▸ What you need to do: Give back the lines below exactly, but do not include any pictures.

▸ Data excerpts:

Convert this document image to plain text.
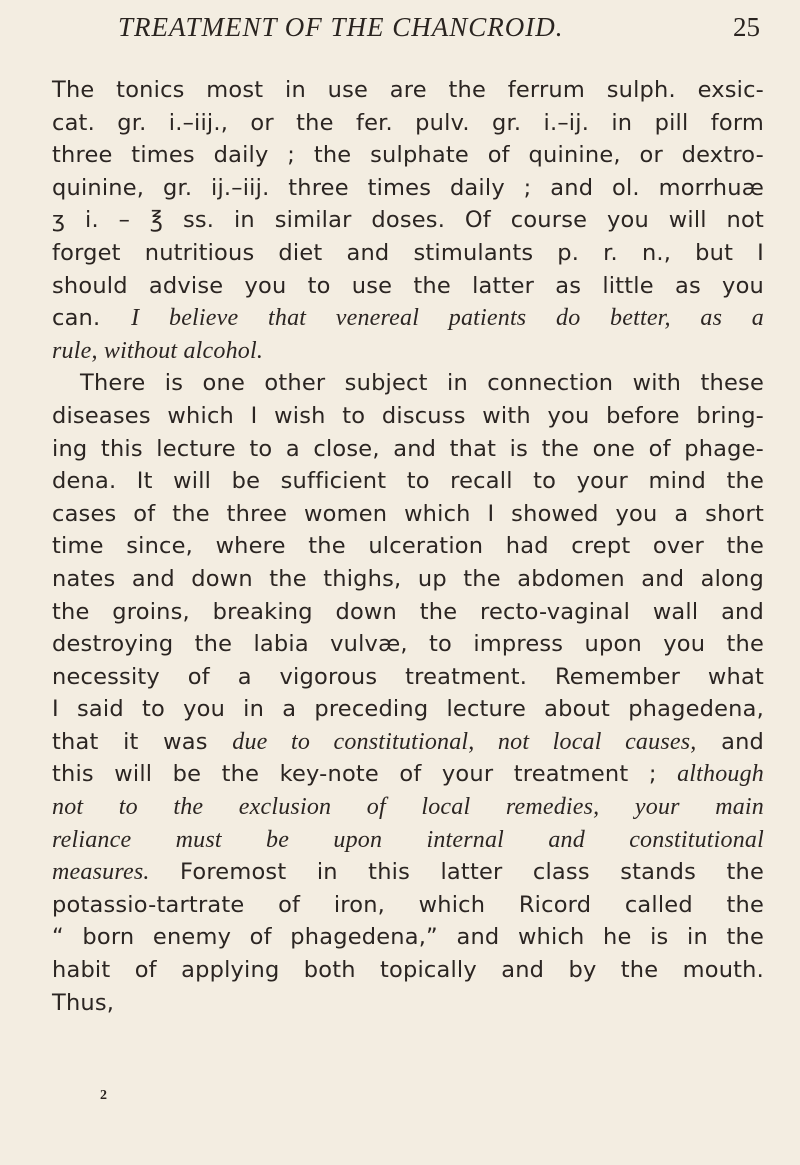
TREATMENT OF THE CHANCROID.	25
The tonics most in use are the ferrum sulph. exsic-
cat. gr. i.–iij., or the fer. pulv. gr. i.–ij. in pill form
three times daily ; the sulphate of quinine, or dextro-
quinine, gr. ij.–iij. three times daily ; and ol. morrhuæ
ʒ i. – ℥ ss. in similar doses. Of course you will not
forget nutritious diet and stimulants p. r. n., but I
should advise you to use the latter as little as you
can. I believe that venereal patients do better, as a
rule, without alcohol.
There is one other subject in connection with these
diseases which I wish to discuss with you before bring-
ing this lecture to a close, and that is the one of phage-
dena. It will be sufficient to recall to your mind the
cases of the three women which I showed you a short
time since, where the ulceration had crept over the
nates and down the thighs, up the abdomen and along
the groins, breaking down the recto-vaginal wall and
destroying the labia vulvæ, to impress upon you the
necessity of a vigorous treatment. Remember what
I said to you in a preceding lecture about phagedena,
that it was due to constitutional, not local causes, and
this will be the key-note of your treatment ; although
not to the exclusion of local remedies, your main
reliance must be upon internal and constitutional
measures. Foremost in this latter class stands the
potassio-tartrate of iron, which Ricord called the
“ born enemy of phagedena,” and which he is in the
habit of applying both topically and by the mouth.
Thus,
2
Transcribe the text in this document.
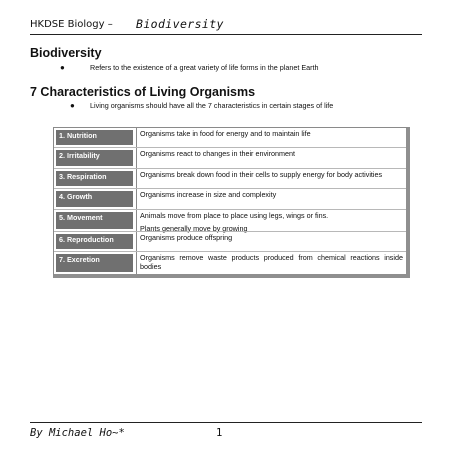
HKDSE Biology – Biodiversity
Biodiversity
●	Refers to the existence of a great variety of life forms in the planet Earth
7 Characteristics of Living Organisms
●	Living organisms should have all the 7 characteristics in certain stages of life
1. Nutrition	Organisms take in food for energy and to maintain life

2. Irritability	Organisms react to changes in their environment

3. Respiration	Organisms break down food in their cells to supply energy for body activities

4. Growth	Organisms increase in size and complexity

5. Movement	Animals move from place to place using legs, wings or fins.

Plants generally move by growing

6. Reproduction	Organisms produce offspring

7. Excretion	Organisms remove waste products produced from chemical reactions inside bodies

By Michael Ho~*	1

▸ Reply to the exercise:
Convert this document image to plain text.
TREATMENT OF THE CHANCROID.	25
The tonics most in use are the ferrum sulph. exsic-
cat. gr. i.–iij., or the fer. pulv. gr. i.–ij. in pill form
three times daily ; the sulphate of quinine, or dextro-
quinine, gr. ij.–iij. three times daily ; and ol. morrhuæ
ʒ i. – ℥ ss. in similar doses. Of course you will not
forget nutritious diet and stimulants p. r. n., but I
should advise you to use the latter as little as you
can. I believe that venereal patients do better, as a
rule, without alcohol.
There is one other subject in connection with these
diseases which I wish to discuss with you before bring-
ing this lecture to a close, and that is the one of phage-
dena. It will be sufficient to recall to your mind the
cases of the three women which I showed you a short
time since, where the ulceration had crept over the
nates and down the thighs, up the abdomen and along
the groins, breaking down the recto-vaginal wall and
destroying the labia vulvæ, to impress upon you the
necessity of a vigorous treatment. Remember what
I said to you in a preceding lecture about phagedena,
that it was due to constitutional, not local causes, and
this will be the key-note of your treatment ; although
not to the exclusion of local remedies, your main
reliance must be upon internal and constitutional
measures. Foremost in this latter class stands the
potassio-tartrate of iron, which Ricord called the
“ born enemy of phagedena,” and which he is in the
habit of applying both topically and by the mouth.
Thus,
2
Transcribe the text in this document.
HKDSE Biology – Biodiversity
Biodiversity
●	Refers to the existence of a great variety of life forms in the planet Earth
7 Characteristics of Living Organisms
●	Living organisms should have all the 7 characteristics in certain stages of life
1. Nutrition	Organisms take in food for energy and to maintain life

2. Irritability	Organisms react to changes in their environment

3. Respiration	Organisms break down food in their cells to supply energy for body activities

4. Growth	Organisms increase in size and complexity

5. Movement	Animals move from place to place using legs, wings or fins.

Plants generally move by growing

6. Reproduction	Organisms produce offspring

7. Excretion	Organisms remove waste products produced from chemical reactions inside bodies

By Michael Ho~*	1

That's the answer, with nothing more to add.